PROBLEM
Every line of the material is to be repeated exactly as it stands.

RECORDS FOR THE TASK
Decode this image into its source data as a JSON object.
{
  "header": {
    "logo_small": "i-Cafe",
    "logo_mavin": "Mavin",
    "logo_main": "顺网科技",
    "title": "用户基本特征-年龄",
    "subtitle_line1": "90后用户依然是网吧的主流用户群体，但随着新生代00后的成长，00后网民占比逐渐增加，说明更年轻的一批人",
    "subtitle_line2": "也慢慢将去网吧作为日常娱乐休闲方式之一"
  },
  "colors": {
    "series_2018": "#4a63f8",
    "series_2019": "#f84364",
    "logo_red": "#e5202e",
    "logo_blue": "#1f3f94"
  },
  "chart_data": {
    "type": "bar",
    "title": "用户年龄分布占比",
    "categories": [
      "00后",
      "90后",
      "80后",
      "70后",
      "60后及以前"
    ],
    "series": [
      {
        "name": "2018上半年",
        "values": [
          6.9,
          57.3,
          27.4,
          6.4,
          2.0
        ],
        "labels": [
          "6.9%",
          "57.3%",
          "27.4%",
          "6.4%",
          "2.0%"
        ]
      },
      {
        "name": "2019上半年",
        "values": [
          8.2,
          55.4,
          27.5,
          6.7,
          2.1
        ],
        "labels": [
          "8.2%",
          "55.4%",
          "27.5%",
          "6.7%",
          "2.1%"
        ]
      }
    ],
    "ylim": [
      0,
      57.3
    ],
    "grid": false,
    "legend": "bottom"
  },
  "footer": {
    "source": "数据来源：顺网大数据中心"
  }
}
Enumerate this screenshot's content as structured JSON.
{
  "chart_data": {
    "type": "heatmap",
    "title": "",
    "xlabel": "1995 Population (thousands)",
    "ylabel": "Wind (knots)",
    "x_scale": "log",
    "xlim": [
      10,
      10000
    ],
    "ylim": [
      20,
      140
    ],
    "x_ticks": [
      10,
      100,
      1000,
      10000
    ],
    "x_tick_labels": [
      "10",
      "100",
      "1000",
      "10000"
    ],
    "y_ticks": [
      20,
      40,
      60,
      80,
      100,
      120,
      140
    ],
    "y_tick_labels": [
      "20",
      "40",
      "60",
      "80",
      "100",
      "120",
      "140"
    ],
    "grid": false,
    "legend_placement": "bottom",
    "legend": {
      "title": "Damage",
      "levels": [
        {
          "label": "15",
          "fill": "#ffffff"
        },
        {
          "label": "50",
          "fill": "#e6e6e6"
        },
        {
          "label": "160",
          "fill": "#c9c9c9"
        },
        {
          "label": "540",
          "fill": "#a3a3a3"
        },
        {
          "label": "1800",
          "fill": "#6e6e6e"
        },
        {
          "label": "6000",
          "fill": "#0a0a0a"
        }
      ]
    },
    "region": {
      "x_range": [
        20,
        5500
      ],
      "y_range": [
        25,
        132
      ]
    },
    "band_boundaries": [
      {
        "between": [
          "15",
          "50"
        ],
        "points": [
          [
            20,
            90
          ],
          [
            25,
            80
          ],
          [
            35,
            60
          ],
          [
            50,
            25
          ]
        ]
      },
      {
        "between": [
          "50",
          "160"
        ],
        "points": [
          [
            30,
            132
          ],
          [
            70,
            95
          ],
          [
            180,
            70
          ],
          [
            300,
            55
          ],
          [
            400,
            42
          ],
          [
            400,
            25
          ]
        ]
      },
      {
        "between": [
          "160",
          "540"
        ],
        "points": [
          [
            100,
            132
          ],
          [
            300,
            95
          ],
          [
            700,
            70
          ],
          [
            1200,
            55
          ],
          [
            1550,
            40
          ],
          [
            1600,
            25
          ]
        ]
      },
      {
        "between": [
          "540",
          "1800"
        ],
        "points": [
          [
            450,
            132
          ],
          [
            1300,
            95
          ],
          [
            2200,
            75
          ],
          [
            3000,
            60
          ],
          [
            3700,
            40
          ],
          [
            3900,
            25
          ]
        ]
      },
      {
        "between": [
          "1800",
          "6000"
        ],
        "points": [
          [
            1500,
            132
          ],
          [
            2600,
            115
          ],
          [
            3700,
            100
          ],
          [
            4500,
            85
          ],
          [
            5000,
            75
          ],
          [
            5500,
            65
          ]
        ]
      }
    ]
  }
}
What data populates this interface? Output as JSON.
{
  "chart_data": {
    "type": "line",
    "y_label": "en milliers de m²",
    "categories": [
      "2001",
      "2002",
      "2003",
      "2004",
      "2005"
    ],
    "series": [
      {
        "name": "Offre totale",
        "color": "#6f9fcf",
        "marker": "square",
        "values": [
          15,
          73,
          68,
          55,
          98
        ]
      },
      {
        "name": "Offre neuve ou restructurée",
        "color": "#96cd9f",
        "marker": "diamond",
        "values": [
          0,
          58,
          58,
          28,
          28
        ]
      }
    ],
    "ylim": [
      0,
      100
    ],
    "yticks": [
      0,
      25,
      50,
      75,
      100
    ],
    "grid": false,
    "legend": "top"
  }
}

SOLUTION
Decode this image into its source data as a JSON object.
{
  "header": {
    "logo_small": "i-Cafe",
    "logo_mavin": "Mavin",
    "logo_main": "顺网科技",
    "title": "用户基本特征-年龄",
    "subtitle_line1": "90后用户依然是网吧的主流用户群体，但随着新生代00后的成长，00后网民占比逐渐增加，说明更年轻的一批人",
    "subtitle_line2": "也慢慢将去网吧作为日常娱乐休闲方式之一"
  },
  "colors": {
    "series_2018": "#4a63f8",
    "series_2019": "#f84364",
    "logo_red": "#e5202e",
    "logo_blue": "#1f3f94"
  },
  "chart_data": {
    "type": "bar",
    "title": "用户年龄分布占比",
    "categories": [
      "00后",
      "90后",
      "80后",
      "70后",
      "60后及以前"
    ],
    "series": [
      {
        "name": "2018上半年",
        "values": [
          6.9,
          57.3,
          27.4,
          6.4,
          2.0
        ],
        "labels": [
          "6.9%",
          "57.3%",
          "27.4%",
          "6.4%",
          "2.0%"
        ]
      },
      {
        "name": "2019上半年",
        "values": [
          8.2,
          55.4,
          27.5,
          6.7,
          2.1
        ],
        "labels": [
          "8.2%",
          "55.4%",
          "27.5%",
          "6.7%",
          "2.1%"
        ]
      }
    ],
    "ylim": [
      0,
      57.3
    ],
    "grid": false,
    "legend": "bottom"
  },
  "footer": {
    "source": "数据来源：顺网大数据中心"
  }
}
Enumerate this screenshot's content as structured JSON.
{
  "chart_data": {
    "type": "heatmap",
    "title": "",
    "xlabel": "1995 Population (thousands)",
    "ylabel": "Wind (knots)",
    "x_scale": "log",
    "xlim": [
      10,
      10000
    ],
    "ylim": [
      20,
      140
    ],
    "x_ticks": [
      10,
      100,
      1000,
      10000
    ],
    "x_tick_labels": [
      "10",
      "100",
      "1000",
      "10000"
    ],
    "y_ticks": [
      20,
      40,
      60,
      80,
      100,
      120,
      140
    ],
    "y_tick_labels": [
      "20",
      "40",
      "60",
      "80",
      "100",
      "120",
      "140"
    ],
    "grid": false,
    "legend_placement": "bottom",
    "legend": {
      "title": "Damage",
      "levels": [
        {
          "label": "15",
          "fill": "#ffffff"
        },
        {
          "label": "50",
          "fill": "#e6e6e6"
        },
        {
          "label": "160",
          "fill": "#c9c9c9"
        },
        {
          "label": "540",
          "fill": "#a3a3a3"
        },
        {
          "label": "1800",
          "fill": "#6e6e6e"
        },
        {
          "label": "6000",
          "fill": "#0a0a0a"
        }
      ]
    },
    "region": {
      "x_range": [
        20,
        5500
      ],
      "y_range": [
        25,
        132
      ]
    },
    "band_boundaries": [
      {
        "between": [
          "15",
          "50"
        ],
        "points": [
          [
            20,
            90
          ],
          [
            25,
            80
          ],
          [
            35,
            60
          ],
          [
            50,
            25
          ]
        ]
      },
      {
        "between": [
          "50",
          "160"
        ],
        "points": [
          [
            30,
            132
          ],
          [
            70,
            95
          ],
          [
            180,
            70
          ],
          [
            300,
            55
          ],
          [
            400,
            42
          ],
          [
            400,
            25
          ]
        ]
      },
      {
        "between": [
          "160",
          "540"
        ],
        "points": [
          [
            100,
            132
          ],
          [
            300,
            95
          ],
          [
            700,
            70
          ],
          [
            1200,
            55
          ],
          [
            1550,
            40
          ],
          [
            1600,
            25
          ]
        ]
      },
      {
        "between": [
          "540",
          "1800"
        ],
        "points": [
          [
            450,
            132
          ],
          [
            1300,
            95
          ],
          [
            2200,
            75
          ],
          [
            3000,
            60
          ],
          [
            3700,
            40
          ],
          [
            3900,
            25
          ]
        ]
      },
      {
        "between": [
          "1800",
          "6000"
        ],
        "points": [
          [
            1500,
            132
          ],
          [
            2600,
            115
          ],
          [
            3700,
            100
          ],
          [
            4500,
            85
          ],
          [
            5000,
            75
          ],
          [
            5500,
            65
          ]
        ]
      }
    ]
  }
}
What data populates this interface? Output as JSON.
{
  "chart_data": {
    "type": "line",
    "y_label": "en milliers de m²",
    "categories": [
      "2001",
      "2002",
      "2003",
      "2004",
      "2005"
    ],
    "series": [
      {
        "name": "Offre totale",
        "color": "#6f9fcf",
        "marker": "square",
        "values": [
          15,
          73,
          68,
          55,
          98
        ]
      },
      {
        "name": "Offre neuve ou restructurée",
        "color": "#96cd9f",
        "marker": "diamond",
        "values": [
          0,
          58,
          58,
          28,
          28
        ]
      }
    ],
    "ylim": [
      0,
      100
    ],
    "yticks": [
      0,
      25,
      50,
      75,
      100
    ],
    "grid": false,
    "legend": "top"
  }
}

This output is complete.